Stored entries
::::::

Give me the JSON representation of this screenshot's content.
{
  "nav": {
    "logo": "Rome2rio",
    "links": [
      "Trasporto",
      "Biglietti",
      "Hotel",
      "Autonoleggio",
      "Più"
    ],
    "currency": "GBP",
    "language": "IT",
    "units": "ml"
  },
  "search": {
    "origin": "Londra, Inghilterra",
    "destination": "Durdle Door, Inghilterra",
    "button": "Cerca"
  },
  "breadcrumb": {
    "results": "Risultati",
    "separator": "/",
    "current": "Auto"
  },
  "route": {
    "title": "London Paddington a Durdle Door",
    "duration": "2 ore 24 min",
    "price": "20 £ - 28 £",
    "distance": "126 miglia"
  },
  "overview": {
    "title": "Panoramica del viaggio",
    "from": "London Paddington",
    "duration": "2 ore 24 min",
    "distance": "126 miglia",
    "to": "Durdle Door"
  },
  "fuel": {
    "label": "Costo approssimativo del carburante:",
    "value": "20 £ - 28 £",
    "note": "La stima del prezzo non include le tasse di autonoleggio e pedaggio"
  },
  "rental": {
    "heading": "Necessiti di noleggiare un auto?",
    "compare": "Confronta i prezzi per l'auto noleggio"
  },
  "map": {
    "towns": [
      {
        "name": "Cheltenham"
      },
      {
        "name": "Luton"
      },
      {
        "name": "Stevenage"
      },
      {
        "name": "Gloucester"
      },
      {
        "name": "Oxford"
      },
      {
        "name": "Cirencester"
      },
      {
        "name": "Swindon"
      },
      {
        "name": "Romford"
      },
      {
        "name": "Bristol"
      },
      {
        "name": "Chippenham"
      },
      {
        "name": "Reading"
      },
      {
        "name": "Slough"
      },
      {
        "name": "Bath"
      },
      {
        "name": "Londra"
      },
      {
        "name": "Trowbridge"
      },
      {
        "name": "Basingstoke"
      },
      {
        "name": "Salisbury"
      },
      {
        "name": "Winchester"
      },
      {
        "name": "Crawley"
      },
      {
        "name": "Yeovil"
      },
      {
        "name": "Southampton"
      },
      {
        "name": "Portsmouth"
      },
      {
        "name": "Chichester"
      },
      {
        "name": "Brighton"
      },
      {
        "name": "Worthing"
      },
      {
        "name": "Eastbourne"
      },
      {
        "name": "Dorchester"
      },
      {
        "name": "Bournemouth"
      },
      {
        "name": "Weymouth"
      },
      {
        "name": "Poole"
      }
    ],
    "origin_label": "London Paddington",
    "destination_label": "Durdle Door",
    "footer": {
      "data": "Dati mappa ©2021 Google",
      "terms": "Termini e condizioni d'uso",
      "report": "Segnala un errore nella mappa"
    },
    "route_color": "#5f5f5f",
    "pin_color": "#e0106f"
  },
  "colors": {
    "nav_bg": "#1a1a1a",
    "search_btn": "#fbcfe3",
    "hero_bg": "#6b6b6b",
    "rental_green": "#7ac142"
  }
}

::::::

_Task requirements_
Retype the data exactly as given.

_Correct response_
Give me the JSON representation of this screenshot's content.
{
  "nav": {
    "logo": "Rome2rio",
    "links": [
      "Trasporto",
      "Biglietti",
      "Hotel",
      "Autonoleggio",
      "Più"
    ],
    "currency": "GBP",
    "language": "IT",
    "units": "ml"
  },
  "search": {
    "origin": "Londra, Inghilterra",
    "destination": "Durdle Door, Inghilterra",
    "button": "Cerca"
  },
  "breadcrumb": {
    "results": "Risultati",
    "separator": "/",
    "current": "Auto"
  },
  "route": {
    "title": "London Paddington a Durdle Door",
    "duration": "2 ore 24 min",
    "price": "20 £ - 28 £",
    "distance": "126 miglia"
  },
  "overview": {
    "title": "Panoramica del viaggio",
    "from": "London Paddington",
    "duration": "2 ore 24 min",
    "distance": "126 miglia",
    "to": "Durdle Door"
  },
  "fuel": {
    "label": "Costo approssimativo del carburante:",
    "value": "20 £ - 28 £",
    "note": "La stima del prezzo non include le tasse di autonoleggio e pedaggio"
  },
  "rental": {
    "heading": "Necessiti di noleggiare un auto?",
    "compare": "Confronta i prezzi per l'auto noleggio"
  },
  "map": {
    "towns": [
      {
        "name": "Cheltenham"
      },
      {
        "name": "Luton"
      },
      {
        "name": "Stevenage"
      },
      {
        "name": "Gloucester"
      },
      {
        "name": "Oxford"
      },
      {
        "name": "Cirencester"
      },
      {
        "name": "Swindon"
      },
      {
        "name": "Romford"
      },
      {
        "name": "Bristol"
      },
      {
        "name": "Chippenham"
      },
      {
        "name": "Reading"
      },
      {
        "name": "Slough"
      },
      {
        "name": "Bath"
      },
      {
        "name": "Londra"
      },
      {
        "name": "Trowbridge"
      },
      {
        "name": "Basingstoke"
      },
      {
        "name": "Salisbury"
      },
      {
        "name": "Winchester"
      },
      {
        "name": "Crawley"
      },
      {
        "name": "Yeovil"
      },
      {
        "name": "Southampton"
      },
      {
        "name": "Portsmouth"
      },
      {
        "name": "Chichester"
      },
      {
        "name": "Brighton"
      },
      {
        "name": "Worthing"
      },
      {
        "name": "Eastbourne"
      },
      {
        "name": "Dorchester"
      },
      {
        "name": "Bournemouth"
      },
      {
        "name": "Weymouth"
      },
      {
        "name": "Poole"
      }
    ],
    "origin_label": "London Paddington",
    "destination_label": "Durdle Door",
    "footer": {
      "data": "Dati mappa ©2021 Google",
      "terms": "Termini e condizioni d'uso",
      "report": "Segnala un errore nella mappa"
    },
    "route_color": "#5f5f5f",
    "pin_color": "#e0106f"
  },
  "colors": {
    "nav_bg": "#1a1a1a",
    "search_btn": "#fbcfe3",
    "hero_bg": "#6b6b6b",
    "rental_green": "#7ac142"
  }
}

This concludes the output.